>>

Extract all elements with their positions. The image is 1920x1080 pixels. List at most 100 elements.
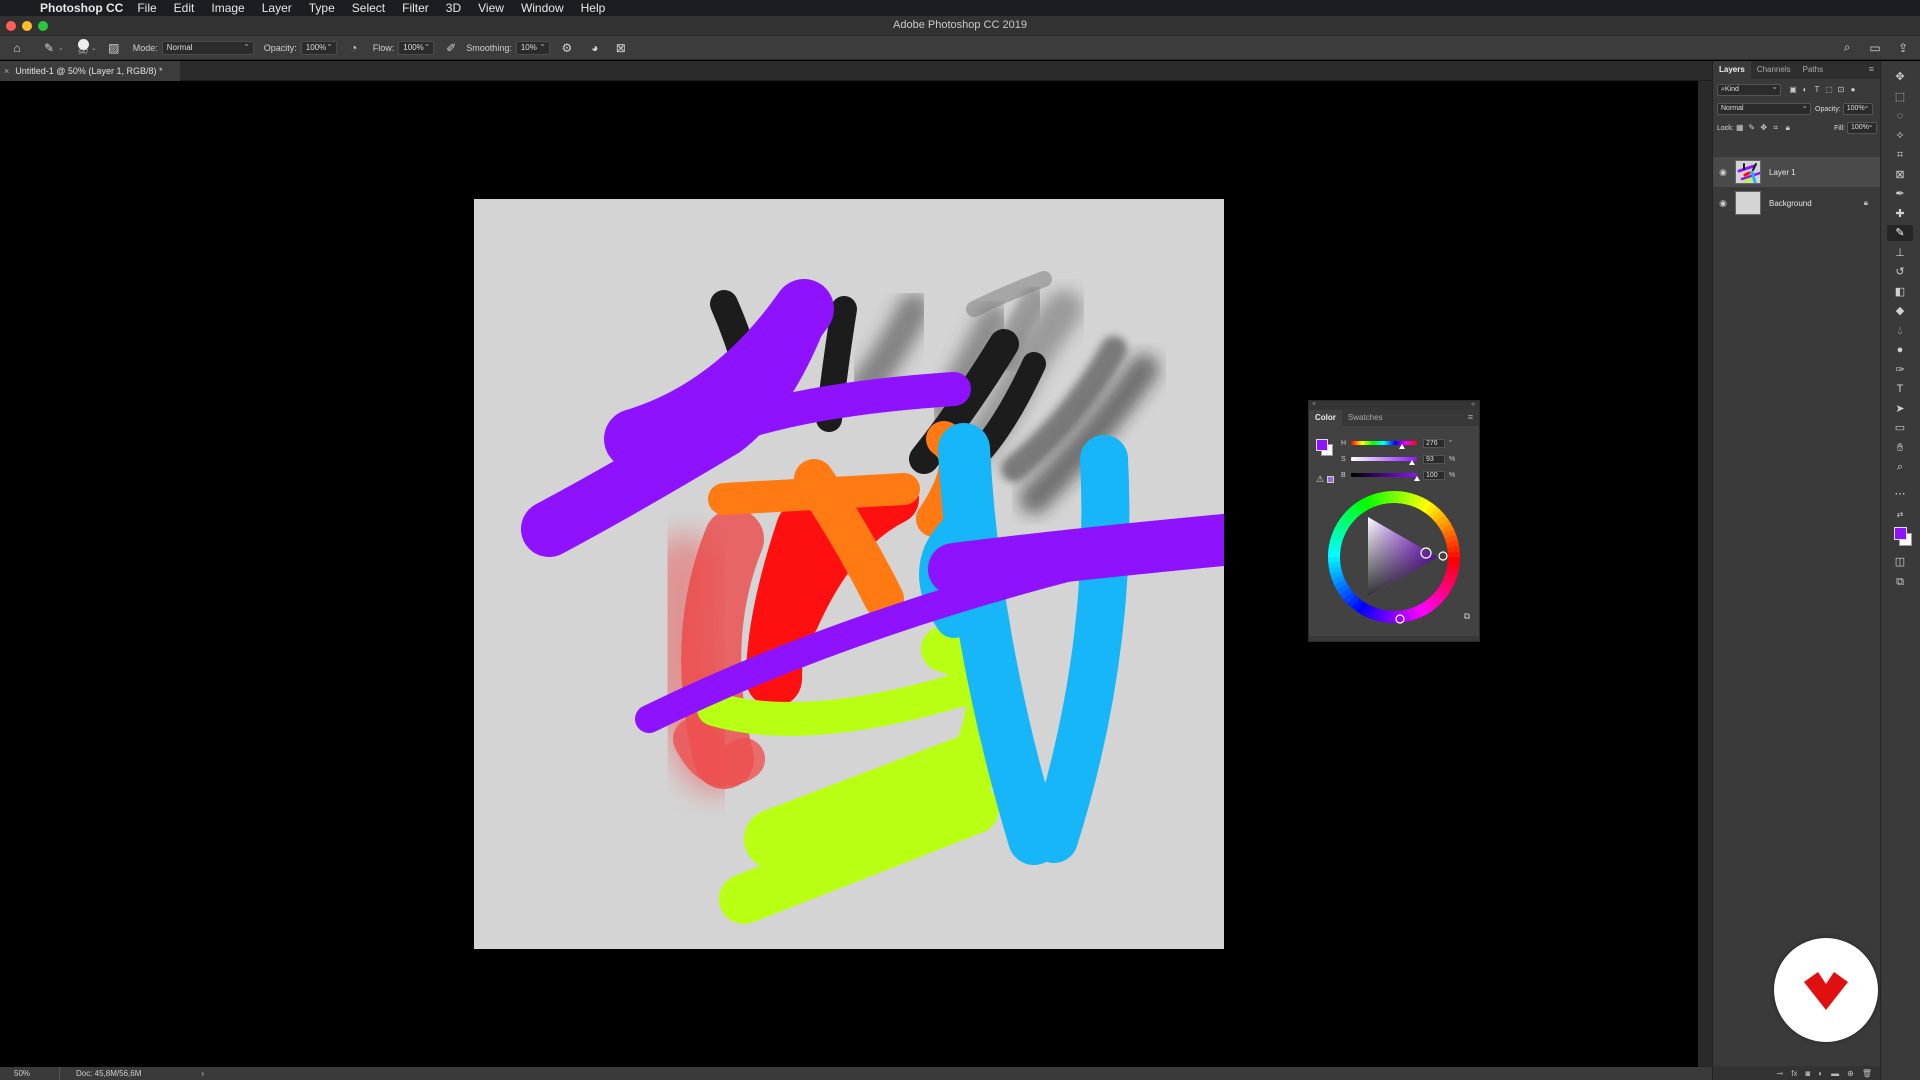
color-panel-titlebar[interactable]: × «: [1309, 401, 1479, 410]
history-brush-tool-icon[interactable]: ↺: [1887, 264, 1913, 280]
layer-row-layer-1[interactable]: ◉ Layer 1: [1713, 157, 1880, 187]
hue-slider[interactable]: [1351, 441, 1417, 449]
menu-select[interactable]: Select: [352, 1, 385, 15]
crop-tool-icon[interactable]: ⌗: [1887, 147, 1913, 163]
tab-paths[interactable]: Paths: [1797, 61, 1829, 79]
smoothing-select[interactable]: 10%: [515, 39, 550, 55]
brush-size-picker[interactable]: 547: [77, 38, 89, 57]
gamut-warning-icon[interactable]: ⚠: [1316, 474, 1324, 485]
type-tool-icon[interactable]: T: [1887, 381, 1913, 397]
menu-view[interactable]: View: [478, 1, 504, 15]
panel-menu-icon[interactable]: ≡: [1468, 412, 1473, 422]
link-layers-icon[interactable]: ⊸: [1777, 1069, 1784, 1078]
tab-layers[interactable]: Layers: [1713, 61, 1751, 79]
eye-icon[interactable]: ◉: [1713, 198, 1733, 209]
zoom-level[interactable]: 50%: [0, 1067, 60, 1080]
search-icon[interactable]: ⌕: [1838, 39, 1856, 57]
quick-selection-tool-icon[interactable]: ✧: [1887, 128, 1913, 144]
saturation-slider[interactable]: [1351, 457, 1417, 465]
filter-toggle-icon[interactable]: ●: [1847, 84, 1859, 96]
hand-tool-icon[interactable]: ✋︎: [1887, 440, 1913, 456]
airbrush-icon[interactable]: ✐: [442, 39, 460, 57]
more-tools-icon[interactable]: ⋯: [1887, 486, 1913, 502]
hue-input[interactable]: 276: [1423, 438, 1445, 448]
document-tab[interactable]: × Untitled-1 @ 50% (Layer 1, RGB/8) *: [0, 61, 180, 81]
adjustment-filter-icon[interactable]: ◐: [1799, 84, 1811, 96]
blur-tool-icon[interactable]: 💧︎: [1887, 323, 1913, 339]
brightness-slider-thumb[interactable]: [1414, 476, 1420, 481]
healing-brush-tool-icon[interactable]: ✚: [1887, 206, 1913, 222]
shape-filter-icon[interactable]: ⬚: [1823, 84, 1835, 96]
foreground-color-swatch[interactable]: [1316, 439, 1328, 451]
pressure-size-icon[interactable]: ◕: [586, 39, 604, 57]
smart-object-filter-icon[interactable]: ⊡: [1835, 84, 1847, 96]
share-icon[interactable]: ⇪: [1894, 39, 1912, 57]
layer-row-background[interactable]: ◉ Background 🔒︎: [1713, 188, 1880, 218]
swap-colors-icon[interactable]: ⇄: [1887, 507, 1913, 523]
pressure-opacity-icon[interactable]: ◔: [345, 39, 363, 57]
brush-tool-icon[interactable]: ✎: [1887, 225, 1913, 241]
panel-menu-icon[interactable]: ≡: [1869, 64, 1874, 74]
clone-stamp-tool-icon[interactable]: ⊥: [1887, 245, 1913, 261]
menu-filter[interactable]: Filter: [402, 1, 429, 15]
menu-type[interactable]: Type: [309, 1, 335, 15]
saturation-slider-thumb[interactable]: [1409, 460, 1416, 465]
flow-select[interactable]: 100%: [398, 39, 435, 55]
layer-mask-icon[interactable]: ◙: [1805, 1069, 1810, 1078]
saturation-input[interactable]: 93: [1423, 454, 1445, 464]
doc-size-info[interactable]: Doc: 45,8M/56,6M: [60, 1069, 141, 1078]
close-panel-icon[interactable]: ×: [1312, 401, 1316, 408]
document-canvas[interactable]: [474, 199, 1224, 949]
new-layer-icon[interactable]: ⊕: [1847, 1069, 1854, 1078]
lock-image-icon[interactable]: ✎: [1746, 122, 1758, 134]
delete-layer-icon[interactable]: 🗑︎: [1862, 1069, 1872, 1078]
layer-name[interactable]: Layer 1: [1769, 168, 1796, 177]
marquee-tool-icon[interactable]: ⬚: [1887, 89, 1913, 105]
menu-help[interactable]: Help: [581, 1, 606, 15]
hue-slider-thumb[interactable]: [1398, 444, 1405, 449]
menu-edit[interactable]: Edit: [174, 1, 195, 15]
eyedropper-tool-icon[interactable]: ✒: [1887, 186, 1913, 202]
eye-icon[interactable]: ◉: [1713, 167, 1733, 178]
menu-image[interactable]: Image: [211, 1, 244, 15]
mode-select[interactable]: Normal: [161, 39, 254, 55]
symmetry-icon[interactable]: ⊠: [612, 39, 630, 57]
paint-bucket-tool-icon[interactable]: ◆: [1887, 303, 1913, 319]
frame-tool-icon[interactable]: ⊠: [1887, 167, 1913, 183]
lock-artboard-icon[interactable]: ⌗: [1770, 122, 1782, 134]
lock-all-icon[interactable]: 🔒︎: [1782, 122, 1794, 134]
path-selection-tool-icon[interactable]: ➤: [1887, 401, 1913, 417]
gamut-color-swatch[interactable]: [1327, 476, 1334, 483]
menu-app-name[interactable]: Photoshop CC: [40, 1, 123, 15]
gear-icon[interactable]: ⚙: [558, 39, 576, 57]
foreground-color-chip[interactable]: [1894, 527, 1907, 540]
screen-mode-icon[interactable]: ⧉: [1887, 574, 1913, 590]
fill-select[interactable]: 100%: [1847, 120, 1877, 134]
filter-kind-select[interactable]: ⌕Kind: [1717, 82, 1781, 96]
cube-icon[interactable]: ⧉: [1464, 611, 1470, 622]
pen-tool-icon[interactable]: ✑: [1887, 362, 1913, 378]
group-icon[interactable]: ▬: [1831, 1069, 1839, 1078]
tab-channels[interactable]: Channels: [1751, 61, 1797, 79]
color-wheel[interactable]: [1326, 489, 1462, 630]
menu-layer[interactable]: Layer: [262, 1, 292, 15]
rectangle-tool-icon[interactable]: ▭: [1887, 420, 1913, 436]
pixel-filter-icon[interactable]: ▣: [1787, 84, 1799, 96]
lasso-tool-icon[interactable]: ◌: [1887, 108, 1913, 124]
close-tab-icon[interactable]: ×: [4, 66, 9, 76]
blend-mode-select[interactable]: Normal: [1717, 101, 1811, 115]
brush-tool-preset-icon[interactable]: ✎: [40, 39, 58, 57]
adjustment-layer-icon[interactable]: ◐: [1818, 1069, 1823, 1078]
status-menu-arrow[interactable]: ›: [201, 1069, 204, 1078]
workspace-icon[interactable]: ▭: [1866, 39, 1884, 57]
brush-settings-panel-icon[interactable]: ▨: [105, 39, 123, 57]
move-tool-icon[interactable]: ✥: [1887, 69, 1913, 85]
tab-color[interactable]: Color: [1309, 410, 1342, 426]
menu-3d[interactable]: 3D: [446, 1, 461, 15]
layer-name[interactable]: Background: [1769, 199, 1812, 208]
type-filter-icon[interactable]: T: [1811, 84, 1823, 96]
menu-window[interactable]: Window: [521, 1, 564, 15]
brightness-input[interactable]: 100: [1423, 470, 1445, 480]
home-icon[interactable]: ⌂: [8, 39, 26, 57]
quick-mask-icon[interactable]: ◫: [1887, 554, 1913, 570]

<<

Rewrite every row above as a numbered list, skipping blank lines and leaving out the pictures.

▶ **WRITTEN SOLUTION**:
1. Extract all elements with their positions. The image is 1920x1080 pixels. List at most 100 elements.
2. color-panel-titlebar[interactable]: × «: [1309, 401, 1479, 410]
3. history-brush-tool-icon[interactable]: ↺: [1887, 264, 1913, 280]
4. layer-row-layer-1[interactable]: ◉ Layer 1: [1713, 157, 1880, 187]
5. hue-slider[interactable]: [1351, 441, 1417, 449]
6. menu-select[interactable]: Select: [352, 1, 385, 15]
7. crop-tool-icon[interactable]: ⌗: [1887, 147, 1913, 163]
8. tab-paths[interactable]: Paths: [1797, 61, 1829, 79]
9. smoothing-select[interactable]: 10%: [515, 39, 550, 55]
10. brush-size-picker[interactable]: 547: [77, 38, 89, 57]
11. gamut-warning-icon[interactable]: ⚠: [1316, 474, 1324, 485]
12. type-tool-icon[interactable]: T: [1887, 381, 1913, 397]
13. menu-view[interactable]: View: [478, 1, 504, 15]
14. panel-menu-icon[interactable]: ≡: [1468, 412, 1473, 422]
15. link-layers-icon[interactable]: ⊸: [1777, 1069, 1784, 1078]
16. tab-layers[interactable]: Layers: [1713, 61, 1751, 79]
17. eye-icon[interactable]: ◉: [1713, 198, 1733, 209]
18. zoom-level[interactable]: 50%: [0, 1067, 60, 1080]
19. search-icon[interactable]: ⌕: [1838, 39, 1856, 57]
20. quick-selection-tool-icon[interactable]: ✧: [1887, 128, 1913, 144]
21. saturation-slider[interactable]: [1351, 457, 1417, 465]
22. filter-toggle-icon[interactable]: ●: [1847, 84, 1859, 96]
23. hand-tool-icon[interactable]: ✋︎: [1887, 440, 1913, 456]
24. airbrush-icon[interactable]: ✐: [442, 39, 460, 57]
25. more-tools-icon[interactable]: ⋯: [1887, 486, 1913, 502]
26. hue-input[interactable]: 276: [1423, 438, 1445, 448]
27. document-tab[interactable]: × Untitled-1 @ 50% (Layer 1, RGB/8) *: [0, 61, 180, 81]
28. adjustment-filter-icon[interactable]: ◐: [1799, 84, 1811, 96]
29. blur-tool-icon[interactable]: 💧︎: [1887, 323, 1913, 339]
30. brightness-slider-thumb[interactable]: [1414, 476, 1420, 481]
31. healing-brush-tool-icon[interactable]: ✚: [1887, 206, 1913, 222]
32. shape-filter-icon[interactable]: ⬚: [1823, 84, 1835, 96]
33. foreground-color-swatch[interactable]: [1316, 439, 1328, 451]
34. pressure-size-icon[interactable]: ◕: [586, 39, 604, 57]
35. smart-object-filter-icon[interactable]: ⊡: [1835, 84, 1847, 96]
36. share-icon[interactable]: ⇪: [1894, 39, 1912, 57]
37. layer-row-background[interactable]: ◉ Background 🔒︎: [1713, 188, 1880, 218]
38. swap-colors-icon[interactable]: ⇄: [1887, 507, 1913, 523]
39. pressure-opacity-icon[interactable]: ◔: [345, 39, 363, 57]
40. brush-tool-icon[interactable]: ✎: [1887, 225, 1913, 241]
41. panel-menu-icon[interactable]: ≡: [1869, 64, 1874, 74]
42. clone-stamp-tool-icon[interactable]: ⊥: [1887, 245, 1913, 261]
43. menu-filter[interactable]: Filter: [402, 1, 429, 15]
44. menu-type[interactable]: Type: [309, 1, 335, 15]
45. saturation-slider-thumb[interactable]: [1409, 460, 1416, 465]
46. flow-select[interactable]: 100%: [398, 39, 435, 55]
47. layer-mask-icon[interactable]: ◙: [1805, 1069, 1810, 1078]
48. saturation-input[interactable]: 93: [1423, 454, 1445, 464]
49. doc-size-info[interactable]: Doc: 45,8M/56,6M: [60, 1069, 141, 1078]
50. close-panel-icon[interactable]: ×: [1312, 401, 1316, 408]
51. document-canvas[interactable]: [474, 199, 1224, 949]
52. new-layer-icon[interactable]: ⊕: [1847, 1069, 1854, 1078]
53. lock-image-icon[interactable]: ✎: [1746, 122, 1758, 134]
54. delete-layer-icon[interactable]: 🗑︎: [1862, 1069, 1872, 1078]
55. layer-name[interactable]: Layer 1: [1769, 168, 1796, 177]
56. marquee-tool-icon[interactable]: ⬚: [1887, 89, 1913, 105]
57. menu-help[interactable]: Help: [581, 1, 606, 15]
58. hue-slider-thumb[interactable]: [1398, 444, 1405, 449]
59. menu-edit[interactable]: Edit: [174, 1, 195, 15]
60. eyedropper-tool-icon[interactable]: ✒: [1887, 186, 1913, 202]
61. eye-icon[interactable]: ◉: [1713, 167, 1733, 178]
62. menu-image[interactable]: Image: [211, 1, 244, 15]
63. mode-select[interactable]: Normal: [161, 39, 254, 55]
64. symmetry-icon[interactable]: ⊠: [612, 39, 630, 57]
65. paint-bucket-tool-icon[interactable]: ◆: [1887, 303, 1913, 319]
66. frame-tool-icon[interactable]: ⊠: [1887, 167, 1913, 183]
67. lock-artboard-icon[interactable]: ⌗: [1770, 122, 1782, 134]
68. lock-all-icon[interactable]: 🔒︎: [1782, 122, 1794, 134]
69. path-selection-tool-icon[interactable]: ➤: [1887, 401, 1913, 417]
70. gamut-color-swatch[interactable]: [1327, 476, 1334, 483]
71. menu-app-name[interactable]: Photoshop CC: [40, 1, 123, 15]
72. gear-icon[interactable]: ⚙: [558, 39, 576, 57]
73. foreground-color-chip[interactable]: [1894, 527, 1907, 540]
74. screen-mode-icon[interactable]: ⧉: [1887, 574, 1913, 590]
75. fill-select[interactable]: 100%: [1847, 120, 1877, 134]
76. filter-kind-select[interactable]: ⌕Kind: [1717, 82, 1781, 96]
77. cube-icon[interactable]: ⧉: [1464, 611, 1470, 622]
78. pen-tool-icon[interactable]: ✑: [1887, 362, 1913, 378]
79. group-icon[interactable]: ▬: [1831, 1069, 1839, 1078]
80. tab-channels[interactable]: Channels: [1751, 61, 1797, 79]
81. color-wheel[interactable]: [1326, 489, 1462, 630]
82. menu-layer[interactable]: Layer: [262, 1, 292, 15]
83. rectangle-tool-icon[interactable]: ▭: [1887, 420, 1913, 436]
84. pixel-filter-icon[interactable]: ▣: [1787, 84, 1799, 96]
85. lasso-tool-icon[interactable]: ◌: [1887, 108, 1913, 124]
86. close-tab-icon[interactable]: ×: [4, 66, 9, 76]
87. blend-mode-select[interactable]: Normal: [1717, 101, 1811, 115]
88. brush-tool-preset-icon[interactable]: ✎: [40, 39, 58, 57]
89. adjustment-layer-icon[interactable]: ◐: [1818, 1069, 1823, 1078]
90. status-menu-arrow[interactable]: ›: [201, 1069, 204, 1078]
91. workspace-icon[interactable]: ▭: [1866, 39, 1884, 57]
92. brush-settings-panel-icon[interactable]: ▨: [105, 39, 123, 57]
93. move-tool-icon[interactable]: ✥: [1887, 69, 1913, 85]
94. tab-color[interactable]: Color: [1309, 410, 1342, 426]
95. menu-3d[interactable]: 3D: [446, 1, 461, 15]
96. layer-name[interactable]: Background: [1769, 199, 1812, 208]
97. type-filter-icon[interactable]: T: [1811, 84, 1823, 96]
98. menu-window[interactable]: Window: [521, 1, 564, 15]
99. brightness-input[interactable]: 100: [1423, 470, 1445, 480]
100. home-icon[interactable]: ⌂: [8, 39, 26, 57]
101. quick-mask-icon[interactable]: ◫: [1887, 554, 1913, 570]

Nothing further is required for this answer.